START Provided records
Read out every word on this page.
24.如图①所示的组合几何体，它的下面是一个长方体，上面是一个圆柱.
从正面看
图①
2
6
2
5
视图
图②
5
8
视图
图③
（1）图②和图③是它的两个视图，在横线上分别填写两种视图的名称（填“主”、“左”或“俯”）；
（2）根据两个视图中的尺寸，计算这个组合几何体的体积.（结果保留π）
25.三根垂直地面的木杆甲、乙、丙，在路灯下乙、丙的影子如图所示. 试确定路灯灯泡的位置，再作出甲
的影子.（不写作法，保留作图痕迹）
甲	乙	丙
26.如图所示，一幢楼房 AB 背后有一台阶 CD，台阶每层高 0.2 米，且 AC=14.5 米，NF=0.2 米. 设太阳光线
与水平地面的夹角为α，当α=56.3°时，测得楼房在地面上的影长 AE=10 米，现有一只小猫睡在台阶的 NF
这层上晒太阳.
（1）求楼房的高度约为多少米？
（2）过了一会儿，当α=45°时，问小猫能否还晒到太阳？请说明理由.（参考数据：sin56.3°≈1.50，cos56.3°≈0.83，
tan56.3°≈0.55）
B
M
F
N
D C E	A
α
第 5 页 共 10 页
END Provided records
* **The request**:
Extract all of the data shown above without alteration.

* **Exercise solution**:
Read out every word on this page.
24.如图①所示的组合几何体，它的下面是一个长方体，上面是一个圆柱.
从正面看
图①
2
6
2
5
视图
图②
5
8
视图
图③
（1）图②和图③是它的两个视图，在横线上分别填写两种视图的名称（填“主”、“左”或“俯”）；
（2）根据两个视图中的尺寸，计算这个组合几何体的体积.（结果保留π）
25.三根垂直地面的木杆甲、乙、丙，在路灯下乙、丙的影子如图所示. 试确定路灯灯泡的位置，再作出甲
的影子.（不写作法，保留作图痕迹）
甲	乙	丙
26.如图所示，一幢楼房 AB 背后有一台阶 CD，台阶每层高 0.2 米，且 AC=14.5 米，NF=0.2 米. 设太阳光线
与水平地面的夹角为α，当α=56.3°时，测得楼房在地面上的影长 AE=10 米，现有一只小猫睡在台阶的 NF
这层上晒太阳.
（1）求楼房的高度约为多少米？
（2）过了一会儿，当α=45°时，问小猫能否还晒到太阳？请说明理由.（参考数据：sin56.3°≈1.50，cos56.3°≈0.83，
tan56.3°≈0.55）
B
M
F
N
D C E	A
α
第 5 页 共 10 页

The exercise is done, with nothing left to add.